Go through the lines below. Copy those with "description".

+++++

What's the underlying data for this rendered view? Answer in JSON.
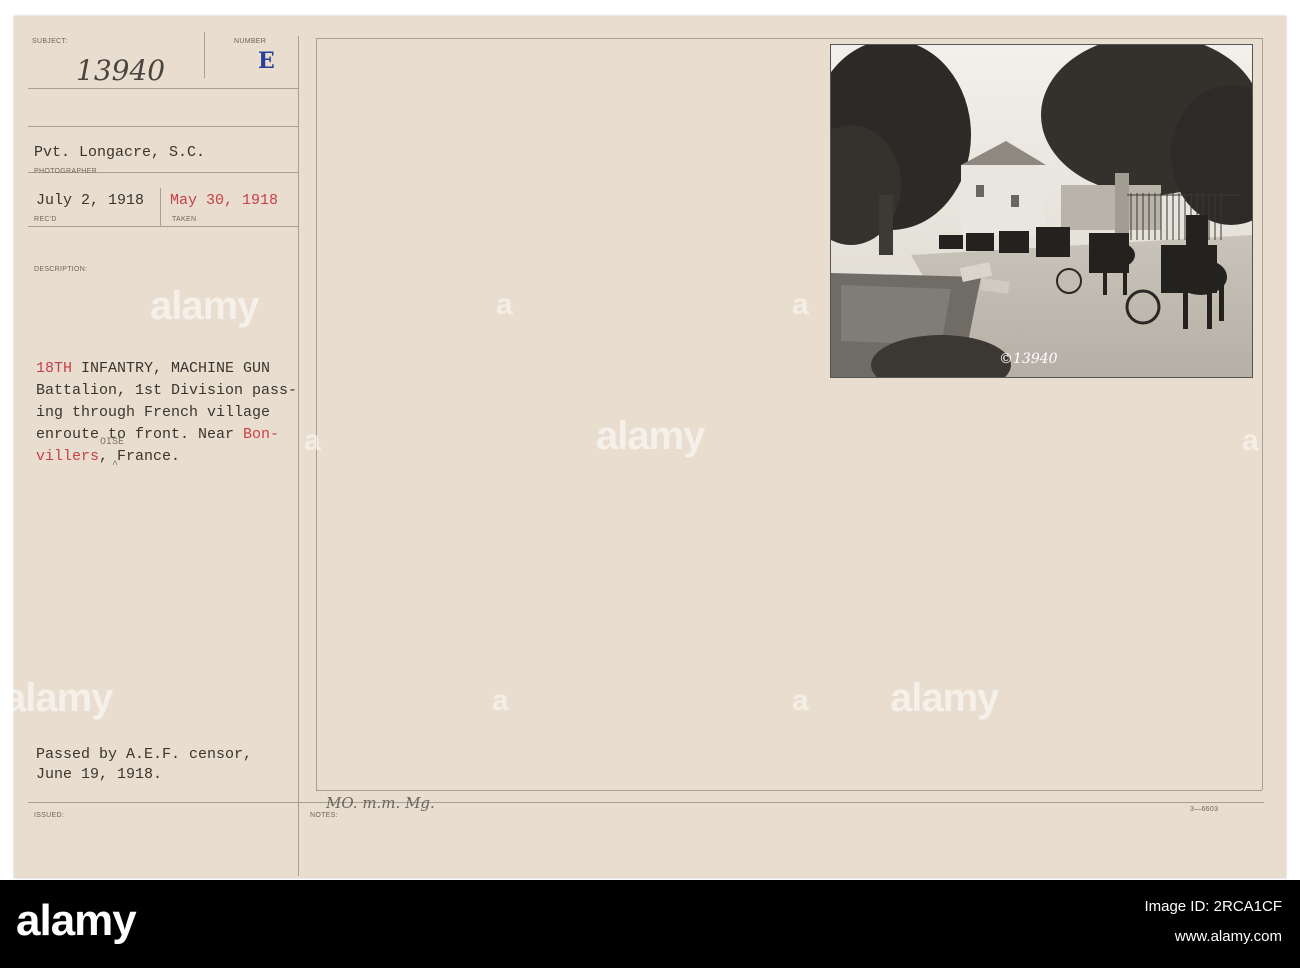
{
  "card": {
    "labels": {
      "subject": "SUBJECT:",
      "number": "NUMBER",
      "photographer": "PHOTOGRAPHER",
      "recd": "REC'D",
      "taken": "TAKEN",
      "description": "DESCRIPTION:",
      "issued": "ISSUED:",
      "notes": "NOTES:",
      "form_no": "3—6603"
    },
    "subject_number": "13940",
    "number_letter": "E",
    "photographer": "Pvt. Longacre, S.C.",
    "received_date": "July 2, 1918",
    "taken_date": "May 30, 1918",
    "description": {
      "line1_red": "18TH",
      "line1_rest": " INFANTRY, MACHINE GUN",
      "line2": "Battalion, 1st Division pass-",
      "line3": "ing through French village",
      "line4": "enroute to front. Near ",
      "line4_red": "Bon-",
      "line5_red": "villers",
      "line5_rest": ", France.",
      "insert": "OISE",
      "caret": "^"
    },
    "censor_line1": "Passed by A.E.F. censor,",
    "censor_line2": "June 19, 1918.",
    "notes_handwriting": "MO. m.m. Mg.",
    "photo_caption": "©13940"
  },
  "watermark": {
    "brand": "alamy",
    "image_id": "2RCA1CF",
    "url": "www.alamy.com"
  },
  "colors": {
    "card": "#e8ddce",
    "red_ink": "#c8404a",
    "blue_stamp": "#2a3f9a",
    "footer": "#000000"
  }
}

+++++

_FINAL RESULT_
      "description": "DESCRIPTION:",
    "description": {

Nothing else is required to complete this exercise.